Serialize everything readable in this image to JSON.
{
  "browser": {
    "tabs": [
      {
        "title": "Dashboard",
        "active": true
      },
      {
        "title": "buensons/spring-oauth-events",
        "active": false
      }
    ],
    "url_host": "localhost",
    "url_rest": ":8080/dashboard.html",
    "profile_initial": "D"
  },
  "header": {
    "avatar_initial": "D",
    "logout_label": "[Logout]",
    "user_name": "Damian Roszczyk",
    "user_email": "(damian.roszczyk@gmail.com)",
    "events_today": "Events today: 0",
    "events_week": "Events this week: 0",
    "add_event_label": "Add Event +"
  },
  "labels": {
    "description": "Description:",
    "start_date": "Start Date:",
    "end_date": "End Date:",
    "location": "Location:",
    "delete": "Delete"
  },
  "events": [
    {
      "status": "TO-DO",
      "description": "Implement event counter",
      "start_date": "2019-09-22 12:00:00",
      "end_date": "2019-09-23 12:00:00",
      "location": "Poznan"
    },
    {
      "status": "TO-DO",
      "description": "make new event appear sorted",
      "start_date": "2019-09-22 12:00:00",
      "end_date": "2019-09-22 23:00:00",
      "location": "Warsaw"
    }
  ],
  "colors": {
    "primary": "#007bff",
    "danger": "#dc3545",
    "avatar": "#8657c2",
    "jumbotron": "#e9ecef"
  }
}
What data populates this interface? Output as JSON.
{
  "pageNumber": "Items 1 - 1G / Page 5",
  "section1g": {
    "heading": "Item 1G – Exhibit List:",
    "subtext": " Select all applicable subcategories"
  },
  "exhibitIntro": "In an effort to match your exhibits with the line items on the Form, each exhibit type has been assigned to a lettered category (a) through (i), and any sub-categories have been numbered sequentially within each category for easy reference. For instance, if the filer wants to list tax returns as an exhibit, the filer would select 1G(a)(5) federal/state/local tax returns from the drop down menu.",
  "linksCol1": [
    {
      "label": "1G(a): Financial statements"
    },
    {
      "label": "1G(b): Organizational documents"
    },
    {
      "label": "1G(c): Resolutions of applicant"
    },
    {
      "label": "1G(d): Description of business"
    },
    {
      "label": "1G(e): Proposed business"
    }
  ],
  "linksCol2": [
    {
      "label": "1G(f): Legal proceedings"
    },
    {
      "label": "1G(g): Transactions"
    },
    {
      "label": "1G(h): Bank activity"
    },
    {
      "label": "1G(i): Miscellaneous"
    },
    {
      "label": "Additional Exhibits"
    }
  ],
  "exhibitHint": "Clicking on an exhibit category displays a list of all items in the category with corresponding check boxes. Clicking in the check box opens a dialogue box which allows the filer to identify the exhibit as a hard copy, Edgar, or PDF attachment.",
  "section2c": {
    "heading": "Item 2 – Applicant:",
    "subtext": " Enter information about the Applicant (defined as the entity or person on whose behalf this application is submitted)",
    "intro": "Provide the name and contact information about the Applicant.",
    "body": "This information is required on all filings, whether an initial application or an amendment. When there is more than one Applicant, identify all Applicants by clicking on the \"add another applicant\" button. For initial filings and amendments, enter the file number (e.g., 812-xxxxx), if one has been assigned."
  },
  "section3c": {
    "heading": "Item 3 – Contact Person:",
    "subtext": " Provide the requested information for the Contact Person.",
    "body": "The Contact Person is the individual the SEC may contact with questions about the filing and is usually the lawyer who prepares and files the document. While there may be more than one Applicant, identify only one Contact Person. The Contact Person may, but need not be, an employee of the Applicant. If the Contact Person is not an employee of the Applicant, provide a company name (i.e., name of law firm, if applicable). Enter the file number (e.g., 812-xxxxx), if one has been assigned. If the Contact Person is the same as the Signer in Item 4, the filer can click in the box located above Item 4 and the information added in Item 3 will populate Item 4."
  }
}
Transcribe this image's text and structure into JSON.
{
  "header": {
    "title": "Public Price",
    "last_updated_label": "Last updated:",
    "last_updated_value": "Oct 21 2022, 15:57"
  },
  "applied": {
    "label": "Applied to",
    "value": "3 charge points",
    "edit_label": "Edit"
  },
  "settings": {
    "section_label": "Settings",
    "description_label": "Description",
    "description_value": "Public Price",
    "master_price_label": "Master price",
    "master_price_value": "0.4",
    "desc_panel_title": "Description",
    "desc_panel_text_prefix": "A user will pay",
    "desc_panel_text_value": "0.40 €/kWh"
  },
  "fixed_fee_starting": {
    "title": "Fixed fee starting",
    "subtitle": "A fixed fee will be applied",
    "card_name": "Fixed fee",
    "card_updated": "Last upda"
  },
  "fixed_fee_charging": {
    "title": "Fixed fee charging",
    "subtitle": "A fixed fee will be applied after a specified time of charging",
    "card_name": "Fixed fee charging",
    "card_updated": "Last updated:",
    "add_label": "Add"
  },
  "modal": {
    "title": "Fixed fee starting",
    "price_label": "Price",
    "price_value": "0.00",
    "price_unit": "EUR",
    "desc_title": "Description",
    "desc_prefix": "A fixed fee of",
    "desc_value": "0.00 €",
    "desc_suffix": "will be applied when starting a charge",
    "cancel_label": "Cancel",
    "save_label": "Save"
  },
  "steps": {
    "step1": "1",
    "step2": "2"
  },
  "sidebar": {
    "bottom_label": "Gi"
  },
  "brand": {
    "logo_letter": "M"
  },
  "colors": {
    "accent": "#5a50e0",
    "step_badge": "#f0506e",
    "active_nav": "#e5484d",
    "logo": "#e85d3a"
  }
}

STATED PROBLEM ▸ Scan the lines for the string "heading". Pick out every line that has it.

SOLUTION ▸
    "heading": "Item 1G – Exhibit List:",
    "heading": "Item 2 – Applicant:",
    "heading": "Item 3 – Contact Person:",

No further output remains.